*TASK TO CARRY OUT*.
Your task is to repeat the listing exactly.

*LISTED ENTRIES*.
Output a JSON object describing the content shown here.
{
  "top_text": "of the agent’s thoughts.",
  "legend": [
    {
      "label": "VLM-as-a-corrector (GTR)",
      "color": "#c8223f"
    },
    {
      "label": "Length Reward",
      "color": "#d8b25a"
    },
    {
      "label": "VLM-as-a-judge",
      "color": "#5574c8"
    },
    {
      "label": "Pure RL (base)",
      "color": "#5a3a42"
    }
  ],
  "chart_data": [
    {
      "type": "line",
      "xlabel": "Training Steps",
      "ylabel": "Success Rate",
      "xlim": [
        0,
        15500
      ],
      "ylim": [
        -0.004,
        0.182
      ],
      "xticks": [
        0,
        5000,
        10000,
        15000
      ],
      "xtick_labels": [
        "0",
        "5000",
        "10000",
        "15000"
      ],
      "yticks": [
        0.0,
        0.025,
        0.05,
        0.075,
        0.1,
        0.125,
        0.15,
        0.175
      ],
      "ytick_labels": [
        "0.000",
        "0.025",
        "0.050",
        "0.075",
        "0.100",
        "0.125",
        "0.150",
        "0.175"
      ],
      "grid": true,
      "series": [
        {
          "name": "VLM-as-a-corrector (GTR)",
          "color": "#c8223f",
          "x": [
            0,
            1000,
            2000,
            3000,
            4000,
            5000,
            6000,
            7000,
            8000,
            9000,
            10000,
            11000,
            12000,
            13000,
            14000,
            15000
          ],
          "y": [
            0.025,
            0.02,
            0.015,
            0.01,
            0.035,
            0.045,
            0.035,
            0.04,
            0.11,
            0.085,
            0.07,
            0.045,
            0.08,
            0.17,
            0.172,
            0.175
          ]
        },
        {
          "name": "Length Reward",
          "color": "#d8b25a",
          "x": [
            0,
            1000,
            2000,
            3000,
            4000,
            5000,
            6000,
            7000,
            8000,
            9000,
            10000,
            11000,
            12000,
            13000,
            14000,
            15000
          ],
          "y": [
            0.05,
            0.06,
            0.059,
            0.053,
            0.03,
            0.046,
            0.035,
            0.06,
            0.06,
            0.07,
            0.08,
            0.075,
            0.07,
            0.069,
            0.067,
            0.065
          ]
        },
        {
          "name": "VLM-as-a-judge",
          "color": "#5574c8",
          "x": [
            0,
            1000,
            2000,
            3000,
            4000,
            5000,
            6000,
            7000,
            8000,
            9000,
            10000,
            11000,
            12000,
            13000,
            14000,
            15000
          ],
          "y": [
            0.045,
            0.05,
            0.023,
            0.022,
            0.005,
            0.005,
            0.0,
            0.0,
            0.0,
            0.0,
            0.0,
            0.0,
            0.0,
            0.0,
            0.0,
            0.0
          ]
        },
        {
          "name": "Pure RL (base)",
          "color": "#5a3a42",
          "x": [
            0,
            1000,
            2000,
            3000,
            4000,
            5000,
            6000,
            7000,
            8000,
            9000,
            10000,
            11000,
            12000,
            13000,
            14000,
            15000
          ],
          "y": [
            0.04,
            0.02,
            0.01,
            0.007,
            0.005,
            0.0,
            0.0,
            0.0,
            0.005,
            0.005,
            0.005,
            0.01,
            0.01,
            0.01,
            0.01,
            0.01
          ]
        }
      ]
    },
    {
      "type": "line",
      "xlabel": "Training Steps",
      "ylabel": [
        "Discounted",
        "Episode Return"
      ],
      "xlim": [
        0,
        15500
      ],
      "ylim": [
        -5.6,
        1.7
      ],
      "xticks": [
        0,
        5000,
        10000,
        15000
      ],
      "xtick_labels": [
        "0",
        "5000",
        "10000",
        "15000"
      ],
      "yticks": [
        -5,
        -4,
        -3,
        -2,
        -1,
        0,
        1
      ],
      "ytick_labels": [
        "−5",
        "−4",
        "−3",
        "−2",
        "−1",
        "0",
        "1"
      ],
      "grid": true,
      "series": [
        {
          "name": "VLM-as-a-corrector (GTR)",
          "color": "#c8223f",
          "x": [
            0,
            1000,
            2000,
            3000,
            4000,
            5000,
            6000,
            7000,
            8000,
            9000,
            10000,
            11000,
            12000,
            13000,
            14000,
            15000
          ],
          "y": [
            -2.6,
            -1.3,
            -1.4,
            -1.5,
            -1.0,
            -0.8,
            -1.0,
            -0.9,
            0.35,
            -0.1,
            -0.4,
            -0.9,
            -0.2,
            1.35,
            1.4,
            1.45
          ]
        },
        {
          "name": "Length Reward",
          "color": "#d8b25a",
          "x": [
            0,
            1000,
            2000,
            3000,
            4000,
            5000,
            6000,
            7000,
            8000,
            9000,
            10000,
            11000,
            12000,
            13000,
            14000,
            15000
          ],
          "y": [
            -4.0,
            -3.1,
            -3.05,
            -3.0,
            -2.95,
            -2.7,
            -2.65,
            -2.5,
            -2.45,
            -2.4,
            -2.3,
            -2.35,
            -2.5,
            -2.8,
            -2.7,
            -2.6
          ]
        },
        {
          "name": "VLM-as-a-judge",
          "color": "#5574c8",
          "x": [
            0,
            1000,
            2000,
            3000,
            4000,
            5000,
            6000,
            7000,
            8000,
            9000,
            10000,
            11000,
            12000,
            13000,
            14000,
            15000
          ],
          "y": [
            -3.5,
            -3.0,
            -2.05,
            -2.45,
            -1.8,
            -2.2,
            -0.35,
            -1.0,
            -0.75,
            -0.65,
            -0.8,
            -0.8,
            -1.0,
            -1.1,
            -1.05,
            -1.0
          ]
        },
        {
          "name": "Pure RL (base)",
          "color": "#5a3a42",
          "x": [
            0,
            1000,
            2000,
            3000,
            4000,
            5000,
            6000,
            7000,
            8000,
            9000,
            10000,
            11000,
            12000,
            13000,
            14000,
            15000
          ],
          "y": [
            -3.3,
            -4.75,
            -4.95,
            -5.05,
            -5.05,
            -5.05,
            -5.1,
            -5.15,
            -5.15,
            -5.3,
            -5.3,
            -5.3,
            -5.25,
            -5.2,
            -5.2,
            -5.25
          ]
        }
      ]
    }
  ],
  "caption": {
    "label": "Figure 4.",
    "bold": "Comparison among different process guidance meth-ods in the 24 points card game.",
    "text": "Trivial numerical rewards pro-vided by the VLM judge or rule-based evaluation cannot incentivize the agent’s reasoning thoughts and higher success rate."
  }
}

*EXERCISE OUTPUT*.
Output a JSON object describing the content shown here.
{
  "top_text": "of the agent’s thoughts.",
  "legend": [
    {
      "label": "VLM-as-a-corrector (GTR)",
      "color": "#c8223f"
    },
    {
      "label": "Length Reward",
      "color": "#d8b25a"
    },
    {
      "label": "VLM-as-a-judge",
      "color": "#5574c8"
    },
    {
      "label": "Pure RL (base)",
      "color": "#5a3a42"
    }
  ],
  "chart_data": [
    {
      "type": "line",
      "xlabel": "Training Steps",
      "ylabel": "Success Rate",
      "xlim": [
        0,
        15500
      ],
      "ylim": [
        -0.004,
        0.182
      ],
      "xticks": [
        0,
        5000,
        10000,
        15000
      ],
      "xtick_labels": [
        "0",
        "5000",
        "10000",
        "15000"
      ],
      "yticks": [
        0.0,
        0.025,
        0.05,
        0.075,
        0.1,
        0.125,
        0.15,
        0.175
      ],
      "ytick_labels": [
        "0.000",
        "0.025",
        "0.050",
        "0.075",
        "0.100",
        "0.125",
        "0.150",
        "0.175"
      ],
      "grid": true,
      "series": [
        {
          "name": "VLM-as-a-corrector (GTR)",
          "color": "#c8223f",
          "x": [
            0,
            1000,
            2000,
            3000,
            4000,
            5000,
            6000,
            7000,
            8000,
            9000,
            10000,
            11000,
            12000,
            13000,
            14000,
            15000
          ],
          "y": [
            0.025,
            0.02,
            0.015,
            0.01,
            0.035,
            0.045,
            0.035,
            0.04,
            0.11,
            0.085,
            0.07,
            0.045,
            0.08,
            0.17,
            0.172,
            0.175
          ]
        },
        {
          "name": "Length Reward",
          "color": "#d8b25a",
          "x": [
            0,
            1000,
            2000,
            3000,
            4000,
            5000,
            6000,
            7000,
            8000,
            9000,
            10000,
            11000,
            12000,
            13000,
            14000,
            15000
          ],
          "y": [
            0.05,
            0.06,
            0.059,
            0.053,
            0.03,
            0.046,
            0.035,
            0.06,
            0.06,
            0.07,
            0.08,
            0.075,
            0.07,
            0.069,
            0.067,
            0.065
          ]
        },
        {
          "name": "VLM-as-a-judge",
          "color": "#5574c8",
          "x": [
            0,
            1000,
            2000,
            3000,
            4000,
            5000,
            6000,
            7000,
            8000,
            9000,
            10000,
            11000,
            12000,
            13000,
            14000,
            15000
          ],
          "y": [
            0.045,
            0.05,
            0.023,
            0.022,
            0.005,
            0.005,
            0.0,
            0.0,
            0.0,
            0.0,
            0.0,
            0.0,
            0.0,
            0.0,
            0.0,
            0.0
          ]
        },
        {
          "name": "Pure RL (base)",
          "color": "#5a3a42",
          "x": [
            0,
            1000,
            2000,
            3000,
            4000,
            5000,
            6000,
            7000,
            8000,
            9000,
            10000,
            11000,
            12000,
            13000,
            14000,
            15000
          ],
          "y": [
            0.04,
            0.02,
            0.01,
            0.007,
            0.005,
            0.0,
            0.0,
            0.0,
            0.005,
            0.005,
            0.005,
            0.01,
            0.01,
            0.01,
            0.01,
            0.01
          ]
        }
      ]
    },
    {
      "type": "line",
      "xlabel": "Training Steps",
      "ylabel": [
        "Discounted",
        "Episode Return"
      ],
      "xlim": [
        0,
        15500
      ],
      "ylim": [
        -5.6,
        1.7
      ],
      "xticks": [
        0,
        5000,
        10000,
        15000
      ],
      "xtick_labels": [
        "0",
        "5000",
        "10000",
        "15000"
      ],
      "yticks": [
        -5,
        -4,
        -3,
        -2,
        -1,
        0,
        1
      ],
      "ytick_labels": [
        "−5",
        "−4",
        "−3",
        "−2",
        "−1",
        "0",
        "1"
      ],
      "grid": true,
      "series": [
        {
          "name": "VLM-as-a-corrector (GTR)",
          "color": "#c8223f",
          "x": [
            0,
            1000,
            2000,
            3000,
            4000,
            5000,
            6000,
            7000,
            8000,
            9000,
            10000,
            11000,
            12000,
            13000,
            14000,
            15000
          ],
          "y": [
            -2.6,
            -1.3,
            -1.4,
            -1.5,
            -1.0,
            -0.8,
            -1.0,
            -0.9,
            0.35,
            -0.1,
            -0.4,
            -0.9,
            -0.2,
            1.35,
            1.4,
            1.45
          ]
        },
        {
          "name": "Length Reward",
          "color": "#d8b25a",
          "x": [
            0,
            1000,
            2000,
            3000,
            4000,
            5000,
            6000,
            7000,
            8000,
            9000,
            10000,
            11000,
            12000,
            13000,
            14000,
            15000
          ],
          "y": [
            -4.0,
            -3.1,
            -3.05,
            -3.0,
            -2.95,
            -2.7,
            -2.65,
            -2.5,
            -2.45,
            -2.4,
            -2.3,
            -2.35,
            -2.5,
            -2.8,
            -2.7,
            -2.6
          ]
        },
        {
          "name": "VLM-as-a-judge",
          "color": "#5574c8",
          "x": [
            0,
            1000,
            2000,
            3000,
            4000,
            5000,
            6000,
            7000,
            8000,
            9000,
            10000,
            11000,
            12000,
            13000,
            14000,
            15000
          ],
          "y": [
            -3.5,
            -3.0,
            -2.05,
            -2.45,
            -1.8,
            -2.2,
            -0.35,
            -1.0,
            -0.75,
            -0.65,
            -0.8,
            -0.8,
            -1.0,
            -1.1,
            -1.05,
            -1.0
          ]
        },
        {
          "name": "Pure RL (base)",
          "color": "#5a3a42",
          "x": [
            0,
            1000,
            2000,
            3000,
            4000,
            5000,
            6000,
            7000,
            8000,
            9000,
            10000,
            11000,
            12000,
            13000,
            14000,
            15000
          ],
          "y": [
            -3.3,
            -4.75,
            -4.95,
            -5.05,
            -5.05,
            -5.05,
            -5.1,
            -5.15,
            -5.15,
            -5.3,
            -5.3,
            -5.3,
            -5.25,
            -5.2,
            -5.2,
            -5.25
          ]
        }
      ]
    }
  ],
  "caption": {
    "label": "Figure 4.",
    "bold": "Comparison among different process guidance meth-ods in the 24 points card game.",
    "text": "Trivial numerical rewards pro-vided by the VLM judge or rule-based evaluation cannot incentivize the agent’s reasoning thoughts and higher success rate."
  }
}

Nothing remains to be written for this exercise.